## [Document text]
┄┄┄┄┄┄┄┄┄┄┄┄┄┄┄┄┄┄┄┄
= Theory of the Undetermined Status of Taiwan =

Legal theory about the island of Taiwan

The Theory of the Undetermined Status of Taiwan (台灣地位未定論 (Táiwān dìwèi wèidìng lùn)), also called the Theory of the Undetermined Sovereignty of Taiwan (台灣主權未定論 (Táiwān zhǔquán wèidìng lùn)), is one of the theories which describe the island of Taiwan's present legal status.

In 1950, after the outbreak of the Korean War, United States president Harry S. Truman said that it would be a direct threat to the United States' security in the western Pacific area if the Communist forces occupied Taiwan and that "the determination of the future status of Formosa must await the restoration of security in the Pacific, a peace settlement with Japan, or consideration by the United Nations." This statement of Truman is generally regarded as the origin of the Theory of the Undetermined Status of Taiwan.

In 1951, Japan concluded the Treaty of San Francisco with the Allied Powers. It renounced all right, title and claim to Taiwan and the Pescadores without explicitly stating the sovereignty status of the two territories.
┄┄┄┄┄┄┄┄┄┄┄┄┄┄┄┄┄┄┄┄
## [Element position data]
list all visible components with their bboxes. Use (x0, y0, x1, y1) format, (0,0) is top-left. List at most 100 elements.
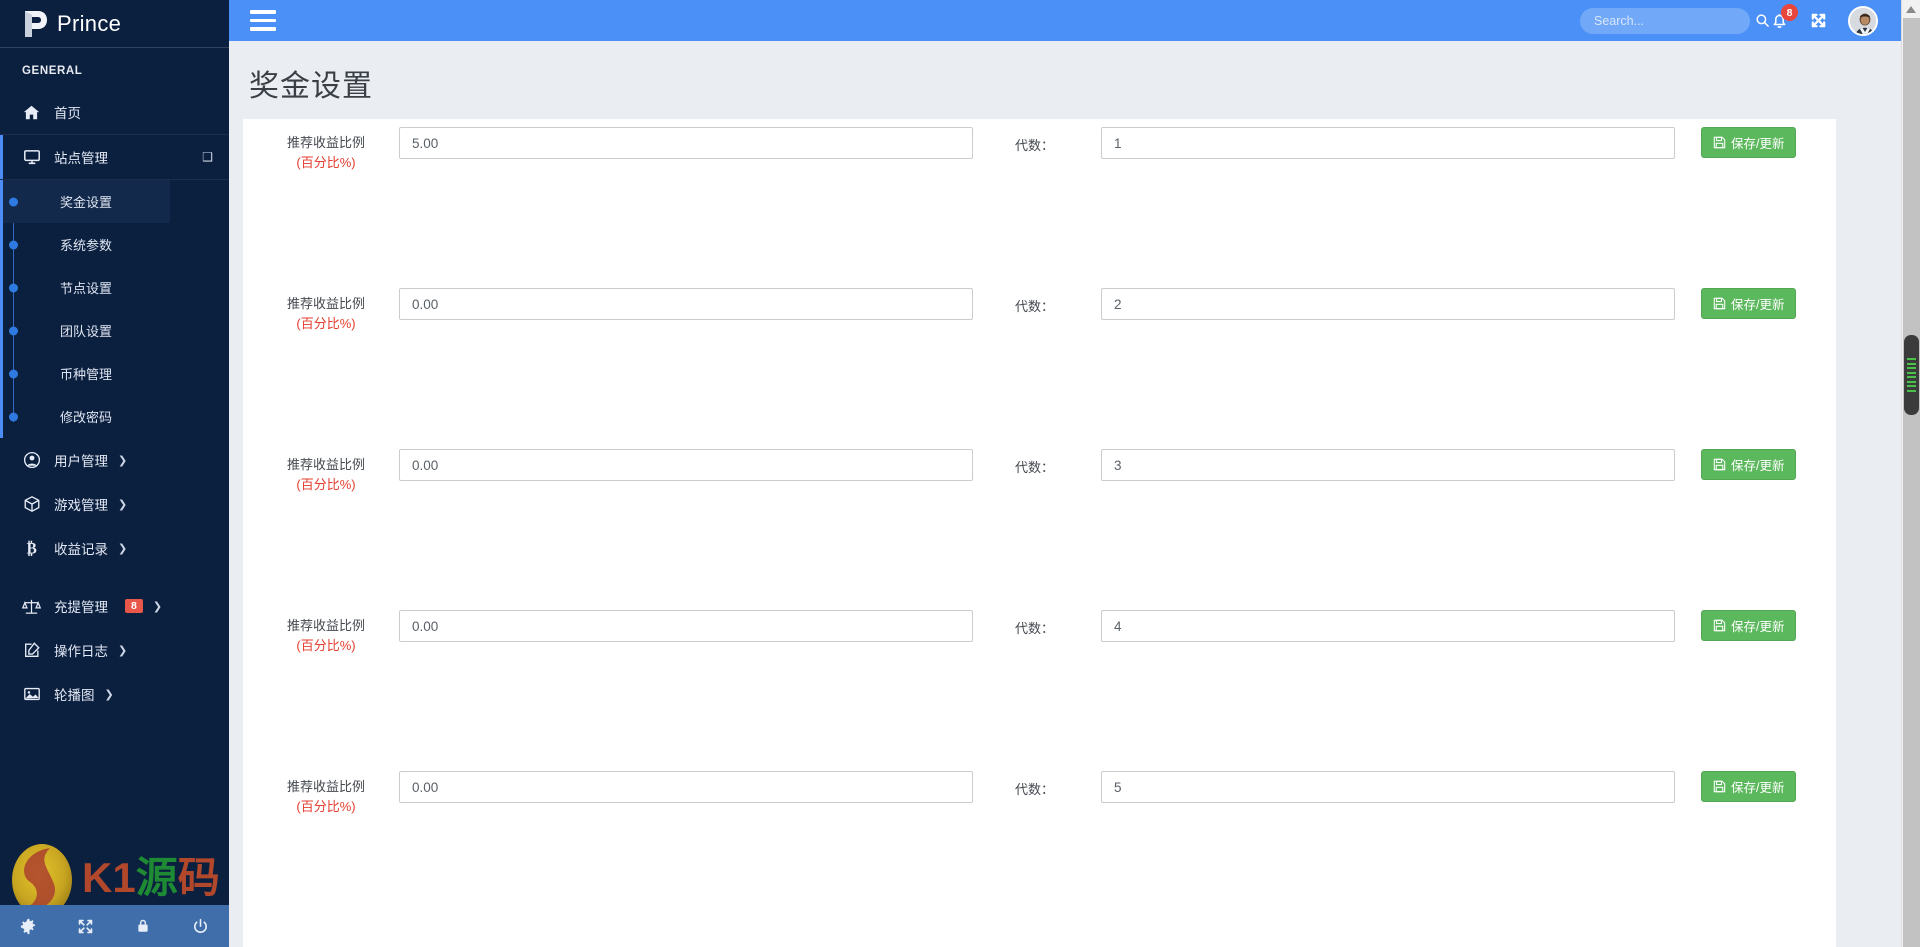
sidebar-item-carousel[interactable]: 轮播图 ❯ (0, 672, 229, 716)
sidebar-item-label: 收益记录 (54, 542, 108, 557)
sidebar-footer-toolbar (0, 905, 229, 947)
bonus-row: 推荐收益比例 (百分比%) 代数： 保存/更新 (243, 771, 1836, 932)
sidebar-subitem-label: 系统参数 (60, 238, 113, 253)
save-update-label: 保存/更新 (1731, 459, 1785, 473)
save-update-button[interactable]: 保存/更新 (1701, 127, 1797, 158)
sidebar-subitem-change-password[interactable]: 修改密码 (3, 395, 229, 438)
ratio-label-main: 推荐收益比例 (286, 296, 365, 311)
sidebar-subitem-label: 奖金设置 (3, 180, 170, 223)
ratio-label: 推荐收益比例 (百分比%) (265, 127, 387, 174)
bitcoin-icon: ₿ (22, 539, 41, 558)
top-header-bar: 8 (229, 0, 1920, 41)
sidebar-item-badge: 8 (125, 599, 143, 613)
sidebar-item-user-management[interactable]: 用户管理 ❯ (0, 438, 229, 482)
generation-label: 代数： (1015, 299, 1055, 314)
floppy-save-icon (1713, 780, 1726, 793)
search-box[interactable] (1580, 7, 1769, 34)
sidebar-item-revenue-records[interactable]: ₿ 收益记录 ❯ (0, 526, 229, 570)
hamburger-icon[interactable] (250, 10, 276, 31)
power-icon[interactable] (183, 909, 217, 943)
sidebar-subitem-bonus-settings[interactable]: 奖金设置 (3, 180, 229, 223)
sidebar-nav: 首页 站点管理 ❑ 奖金设置 系统参数 节点设置 团队设置 币种管理 修改密码 … (0, 90, 229, 716)
lock-icon[interactable] (126, 909, 160, 943)
gear-icon[interactable] (12, 909, 46, 943)
generation-input[interactable] (1101, 771, 1675, 803)
timeline-dot-icon (9, 240, 18, 249)
ratio-input[interactable] (399, 771, 973, 803)
sidebar-item-home[interactable]: 首页 (0, 90, 229, 134)
ratio-input[interactable] (399, 288, 973, 320)
timeline-dot-icon (9, 283, 18, 292)
save-update-button[interactable]: 保存/更新 (1701, 449, 1797, 480)
bell-icon[interactable]: 8 (1770, 4, 1798, 30)
generation-input[interactable] (1101, 127, 1675, 159)
page-title: 奖金设置 (249, 70, 373, 103)
sidebar-submenu-container: 奖金设置 系统参数 节点设置 团队设置 币种管理 修改密码 (0, 180, 229, 438)
sidebar-item-site-management[interactable]: 站点管理 ❑ (0, 134, 229, 180)
save-update-button[interactable]: 保存/更新 (1701, 610, 1797, 641)
ratio-label-main: 推荐收益比例 (286, 779, 365, 794)
save-update-button[interactable]: 保存/更新 (1701, 771, 1797, 802)
expand-arrows-icon[interactable] (1809, 11, 1828, 30)
generation-input[interactable] (1101, 610, 1675, 642)
search-input[interactable] (1594, 13, 1755, 28)
generation-input[interactable] (1101, 449, 1675, 481)
sidebar-item-deposit-withdraw[interactable]: 充提管理 8 ❯ (0, 584, 229, 628)
sidebar-submenu: 奖金设置 系统参数 节点设置 团队设置 币种管理 修改密码 (0, 180, 229, 438)
save-update-label: 保存/更新 (1731, 781, 1785, 795)
edit-square-icon (22, 641, 41, 660)
timeline-dot-icon (9, 197, 18, 206)
scrollbar-thumb[interactable] (1904, 335, 1919, 415)
watermark-text: K1源码 (82, 854, 220, 901)
sidebar-subitem-currency-management[interactable]: 币种管理 (3, 352, 229, 395)
floppy-save-icon (1713, 458, 1726, 471)
monitor-icon (22, 148, 41, 167)
topbar-right-group: 8 (1580, 4, 1920, 36)
floppy-save-icon (1713, 297, 1726, 310)
chevron-right-icon: ❯ (118, 542, 128, 555)
sidebar-subitem-label: 团队设置 (60, 324, 113, 339)
ratio-input[interactable] (399, 610, 973, 642)
avatar[interactable] (1848, 5, 1878, 36)
sidebar-subitem-system-params[interactable]: 系统参数 (3, 223, 229, 266)
sidebar-item-label: 游戏管理 (54, 498, 108, 513)
page-scrollbar[interactable] (1901, 0, 1920, 947)
sidebar-subitem-node-settings[interactable]: 节点设置 (3, 266, 229, 309)
ratio-label-sub: (百分比%) (296, 476, 356, 492)
ratio-label: 推荐收益比例 (百分比%) (265, 771, 387, 818)
prince-p-logo-icon (22, 9, 48, 39)
timeline-dot-icon (9, 412, 18, 421)
ratio-label-sub: (百分比%) (296, 798, 356, 814)
chevron-right-icon: ❯ (118, 454, 128, 467)
sidebar-subitem-team-settings[interactable]: 团队设置 (3, 309, 229, 352)
generation-label: 代数： (1015, 460, 1055, 475)
sidebar-item-label: 轮播图 (54, 688, 95, 703)
chevron-right-icon: ❯ (118, 644, 128, 657)
save-update-label: 保存/更新 (1731, 620, 1785, 634)
save-update-button[interactable]: 保存/更新 (1701, 288, 1797, 319)
floppy-save-icon (1713, 619, 1726, 632)
scrollbar-up-arrow-icon[interactable] (1902, 0, 1920, 18)
sidebar-item-operation-log[interactable]: 操作日志 ❯ (0, 628, 229, 672)
ratio-label-main: 推荐收益比例 (286, 135, 365, 150)
bonus-settings-card: 推荐收益比例 (百分比%) 代数： 保存/更新 推荐收益比例 (243, 119, 1836, 947)
chevron-right-icon: ❯ (104, 688, 114, 701)
sidebar-item-label: 首页 (54, 106, 81, 121)
ratio-input[interactable] (399, 127, 973, 159)
sidebar-item-game-management[interactable]: 游戏管理 ❯ (0, 482, 229, 526)
user-circle-icon (22, 451, 41, 470)
expand-arrows-icon[interactable] (69, 909, 103, 943)
main-content-area: 奖金设置 推荐收益比例 (百分比%) 代数： 保存/更新 (229, 41, 1920, 947)
bonus-row: 推荐收益比例 (百分比%) 代数： 保存/更新 (243, 449, 1836, 610)
ratio-label-main: 推荐收益比例 (286, 457, 365, 472)
ratio-input[interactable] (399, 449, 973, 481)
brand-logo[interactable]: Prince (0, 0, 229, 48)
search-icon[interactable] (1755, 13, 1770, 28)
home-icon (22, 103, 41, 122)
ratio-label-sub: (百分比%) (296, 637, 356, 653)
scrollbar-track[interactable] (1903, 18, 1920, 947)
ratio-label: 推荐收益比例 (百分比%) (265, 610, 387, 657)
generation-input[interactable] (1101, 288, 1675, 320)
chevron-right-icon: ❯ (152, 600, 163, 613)
scales-icon (22, 597, 41, 616)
┄┄┄┄┄┄┄┄┄┄┄┄┄┄┄┄┄┄┄┄
## [What is asked]
In the passage on Taiwan's undetermined status, rewrite the part that opens with the words containing "In 1951, Japan" and closes with "the two territories.", putting "gave up" in place of "renounced".

## [Written response]
In 1951, Japan concluded the Treaty of San Francisco with the Allied Powers. It gave up all right, title and claim to Taiwan and the Pescadores without explicitly stating the sovereignty status of the two territories.